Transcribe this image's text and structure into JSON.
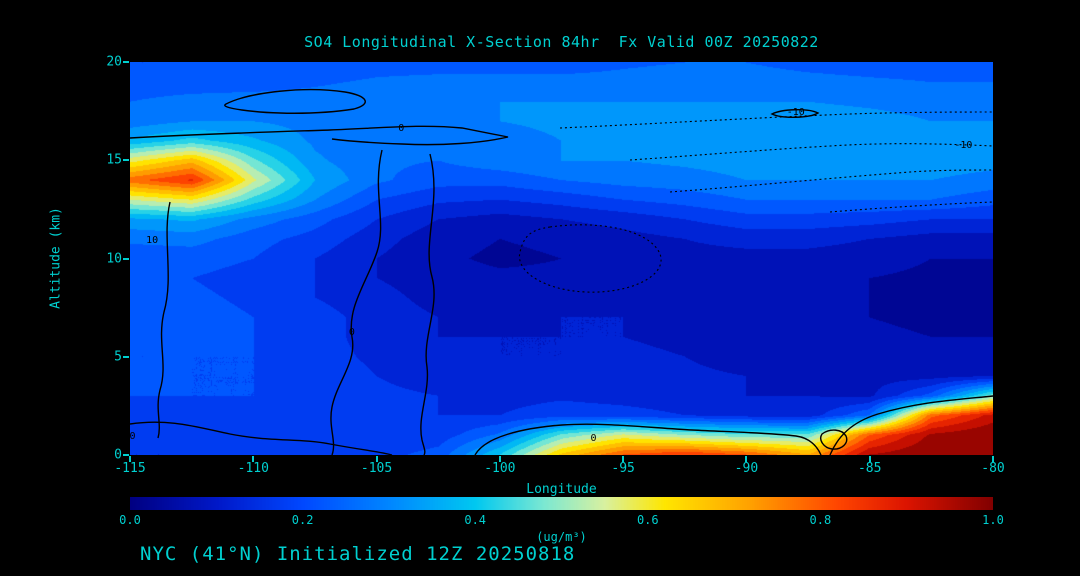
{
  "figure": {
    "background_color": "#000000",
    "accent_text_color": "#00d0d0"
  },
  "chart_data": {
    "type": "heatmap",
    "title": "SO4 Longitudinal X-Section 84hr  Fx Valid 00Z 20250822",
    "footer": "NYC (41°N) Initialized 12Z 20250818",
    "xlabel": "Longitude",
    "ylabel": "Altitude (km)",
    "x_range": [
      -115,
      -80
    ],
    "y_range": [
      0,
      20
    ],
    "x_ticks": [
      "-115",
      "-110",
      "-105",
      "-100",
      "-95",
      "-90",
      "-85",
      "-80"
    ],
    "y_ticks": [
      "0",
      "5",
      "10",
      "15",
      "20"
    ],
    "colorbar": {
      "min": 0.0,
      "max": 1.0,
      "ticks": [
        "0.0",
        "0.2",
        "0.4",
        "0.6",
        "0.8",
        "1.0"
      ],
      "label": "(ug/m³)"
    },
    "colormap_stops": [
      [
        0.0,
        "#000082"
      ],
      [
        0.1,
        "#0018c8"
      ],
      [
        0.2,
        "#0048ff"
      ],
      [
        0.3,
        "#0086ff"
      ],
      [
        0.4,
        "#00c8f0"
      ],
      [
        0.48,
        "#7ce8d2"
      ],
      [
        0.55,
        "#d8f0a0"
      ],
      [
        0.62,
        "#ffe600"
      ],
      [
        0.72,
        "#ffa000"
      ],
      [
        0.82,
        "#ff4600"
      ],
      [
        0.9,
        "#dc1400"
      ],
      [
        1.0,
        "#820000"
      ]
    ],
    "grid": {
      "lon": [
        -115,
        -112.5,
        -110,
        -107.5,
        -105,
        -102.5,
        -100,
        -97.5,
        -95,
        -92.5,
        -90,
        -87.5,
        -85,
        -82.5,
        -80
      ],
      "alt_top_to_bottom": [
        20,
        19,
        18,
        17,
        16,
        15,
        14,
        13,
        12,
        11,
        10,
        9,
        8,
        7,
        6,
        5,
        4,
        3,
        2,
        1,
        0
      ],
      "values_top_to_bottom": [
        [
          0.2,
          0.2,
          0.2,
          0.2,
          0.22,
          0.22,
          0.22,
          0.22,
          0.24,
          0.25,
          0.25,
          0.23,
          0.22,
          0.22,
          0.22
        ],
        [
          0.22,
          0.22,
          0.22,
          0.24,
          0.26,
          0.27,
          0.27,
          0.27,
          0.27,
          0.28,
          0.28,
          0.27,
          0.26,
          0.25,
          0.25
        ],
        [
          0.25,
          0.27,
          0.28,
          0.28,
          0.3,
          0.3,
          0.3,
          0.3,
          0.3,
          0.3,
          0.3,
          0.3,
          0.29,
          0.28,
          0.28
        ],
        [
          0.27,
          0.3,
          0.3,
          0.28,
          0.28,
          0.28,
          0.3,
          0.31,
          0.32,
          0.32,
          0.33,
          0.33,
          0.32,
          0.3,
          0.3
        ],
        [
          0.36,
          0.42,
          0.36,
          0.29,
          0.26,
          0.26,
          0.28,
          0.3,
          0.32,
          0.33,
          0.33,
          0.33,
          0.33,
          0.32,
          0.32
        ],
        [
          0.58,
          0.68,
          0.46,
          0.31,
          0.26,
          0.25,
          0.28,
          0.3,
          0.3,
          0.31,
          0.32,
          0.33,
          0.33,
          0.33,
          0.32
        ],
        [
          0.78,
          0.86,
          0.56,
          0.35,
          0.26,
          0.22,
          0.22,
          0.25,
          0.27,
          0.28,
          0.3,
          0.3,
          0.3,
          0.3,
          0.28
        ],
        [
          0.55,
          0.6,
          0.43,
          0.3,
          0.2,
          0.16,
          0.15,
          0.17,
          0.2,
          0.22,
          0.25,
          0.25,
          0.25,
          0.25,
          0.22
        ],
        [
          0.34,
          0.36,
          0.28,
          0.22,
          0.15,
          0.1,
          0.08,
          0.1,
          0.12,
          0.15,
          0.18,
          0.18,
          0.17,
          0.15,
          0.15
        ],
        [
          0.26,
          0.27,
          0.22,
          0.18,
          0.12,
          0.07,
          0.05,
          0.06,
          0.08,
          0.1,
          0.12,
          0.12,
          0.1,
          0.08,
          0.08
        ],
        [
          0.22,
          0.22,
          0.2,
          0.15,
          0.1,
          0.06,
          0.04,
          0.05,
          0.07,
          0.08,
          0.08,
          0.08,
          0.07,
          0.05,
          0.05
        ],
        [
          0.2,
          0.2,
          0.18,
          0.15,
          0.1,
          0.07,
          0.06,
          0.06,
          0.08,
          0.08,
          0.07,
          0.06,
          0.05,
          0.04,
          0.04
        ],
        [
          0.2,
          0.21,
          0.19,
          0.15,
          0.12,
          0.08,
          0.07,
          0.08,
          0.1,
          0.08,
          0.07,
          0.06,
          0.05,
          0.04,
          0.04
        ],
        [
          0.2,
          0.22,
          0.2,
          0.17,
          0.13,
          0.1,
          0.08,
          0.1,
          0.1,
          0.08,
          0.07,
          0.06,
          0.05,
          0.04,
          0.04
        ],
        [
          0.2,
          0.22,
          0.2,
          0.17,
          0.13,
          0.1,
          0.1,
          0.1,
          0.1,
          0.09,
          0.08,
          0.07,
          0.06,
          0.05,
          0.05
        ],
        [
          0.2,
          0.2,
          0.2,
          0.17,
          0.14,
          0.12,
          0.1,
          0.1,
          0.11,
          0.1,
          0.08,
          0.08,
          0.07,
          0.06,
          0.06
        ],
        [
          0.22,
          0.2,
          0.2,
          0.18,
          0.15,
          0.13,
          0.12,
          0.12,
          0.12,
          0.11,
          0.1,
          0.08,
          0.08,
          0.08,
          0.1
        ],
        [
          0.2,
          0.2,
          0.2,
          0.18,
          0.16,
          0.15,
          0.13,
          0.14,
          0.13,
          0.12,
          0.1,
          0.1,
          0.09,
          0.22,
          0.48
        ],
        [
          0.18,
          0.18,
          0.18,
          0.18,
          0.16,
          0.15,
          0.15,
          0.18,
          0.17,
          0.15,
          0.13,
          0.12,
          0.25,
          0.78,
          0.92
        ],
        [
          0.17,
          0.17,
          0.17,
          0.17,
          0.15,
          0.17,
          0.26,
          0.46,
          0.56,
          0.5,
          0.46,
          0.46,
          0.8,
          0.96,
          1.0
        ],
        [
          0.15,
          0.15,
          0.16,
          0.17,
          0.18,
          0.22,
          0.4,
          0.66,
          0.8,
          0.85,
          0.8,
          0.7,
          0.95,
          1.0,
          1.0
        ]
      ]
    },
    "contour_labels": [
      {
        "text": "0",
        "lon": -104.0,
        "alt": 16.6
      },
      {
        "text": "-10",
        "lon": -88.0,
        "alt": 17.4
      },
      {
        "text": "-10",
        "lon": -81.2,
        "alt": 15.7
      },
      {
        "text": "10",
        "lon": -114.1,
        "alt": 10.9
      },
      {
        "text": "0",
        "lon": -106.0,
        "alt": 6.2
      },
      {
        "text": "0",
        "lon": -114.9,
        "alt": 0.9
      },
      {
        "text": "0",
        "lon": -96.2,
        "alt": 0.8
      }
    ]
  }
}
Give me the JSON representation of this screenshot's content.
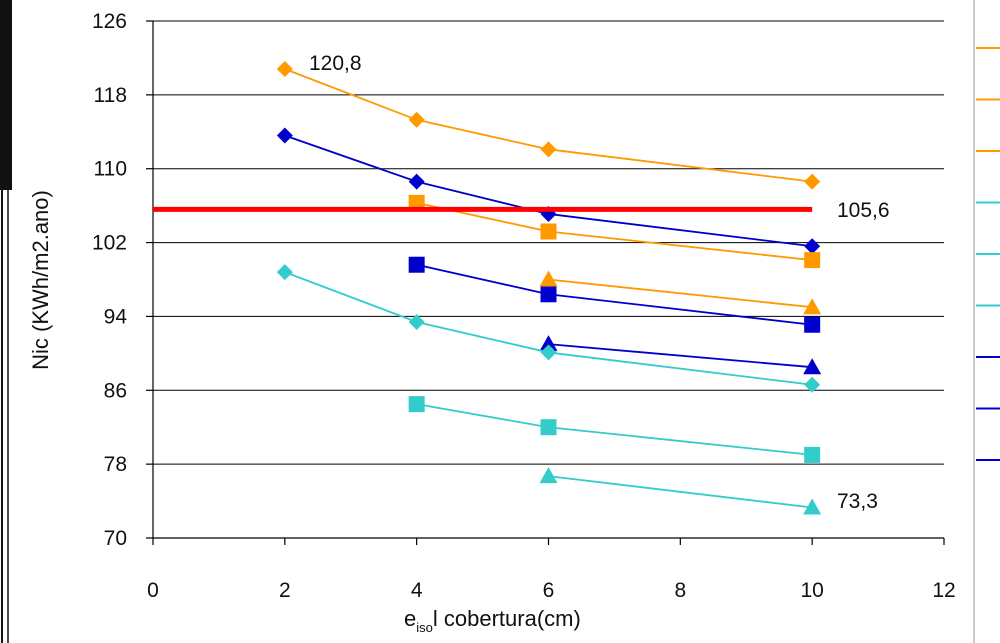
{
  "chart_data": {
    "type": "line",
    "xlabel_main": "e",
    "xlabel_sub": "iso",
    "xlabel_rest": "l  cobertura(cm)",
    "ylabel": "Nic (KWh/m2.ano)",
    "xlim": [
      0,
      12
    ],
    "ylim": [
      70,
      126
    ],
    "x_ticks": [
      "0",
      "2",
      "4",
      "6",
      "8",
      "10",
      "12"
    ],
    "y_ticks": [
      "70",
      "78",
      "86",
      "94",
      "102",
      "110",
      "118",
      "126"
    ],
    "grid": "horizontal",
    "reference_line": {
      "y": 105.6,
      "color": "#ff0000"
    },
    "series": [
      {
        "color": "#ff9900",
        "marker": "diamond",
        "x": [
          2,
          4,
          6,
          10
        ],
        "y": [
          120.8,
          115.3,
          112.1,
          108.6
        ]
      },
      {
        "color": "#0000cc",
        "marker": "diamond",
        "x": [
          2,
          4,
          6,
          10
        ],
        "y": [
          113.6,
          108.6,
          105.1,
          101.6
        ]
      },
      {
        "color": "#ff9900",
        "marker": "square",
        "x": [
          4,
          6,
          10
        ],
        "y": [
          106.3,
          103.2,
          100.1
        ]
      },
      {
        "color": "#0000cc",
        "marker": "square",
        "x": [
          4,
          6,
          10
        ],
        "y": [
          99.6,
          96.4,
          93.1
        ]
      },
      {
        "color": "#ff9900",
        "marker": "triangle",
        "x": [
          6,
          10
        ],
        "y": [
          98.0,
          95.0
        ]
      },
      {
        "color": "#0000cc",
        "marker": "triangle",
        "x": [
          6,
          10
        ],
        "y": [
          91.0,
          88.5
        ]
      },
      {
        "color": "#33cccc",
        "marker": "diamond",
        "x": [
          2,
          4,
          6,
          10
        ],
        "y": [
          98.8,
          93.4,
          90.1,
          86.6
        ]
      },
      {
        "color": "#33cccc",
        "marker": "square",
        "x": [
          4,
          6,
          10
        ],
        "y": [
          84.5,
          82.0,
          79.0
        ]
      },
      {
        "color": "#33cccc",
        "marker": "triangle",
        "x": [
          6,
          10
        ],
        "y": [
          76.7,
          73.3
        ]
      }
    ],
    "annotations": [
      "120,8",
      "105,6",
      "73,3"
    ]
  }
}
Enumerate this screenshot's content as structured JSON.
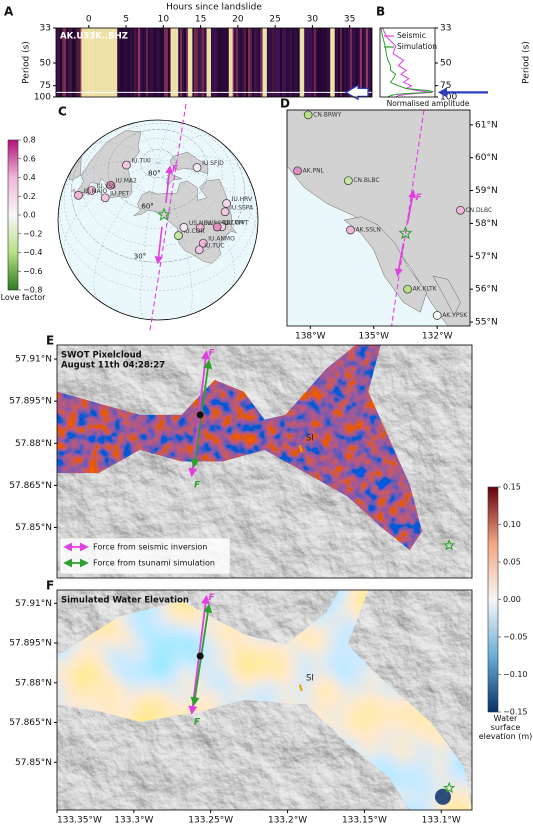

________________________

● What the task requires
Give only the number of lines in the data that hold the word "JSON".

● Written reply
3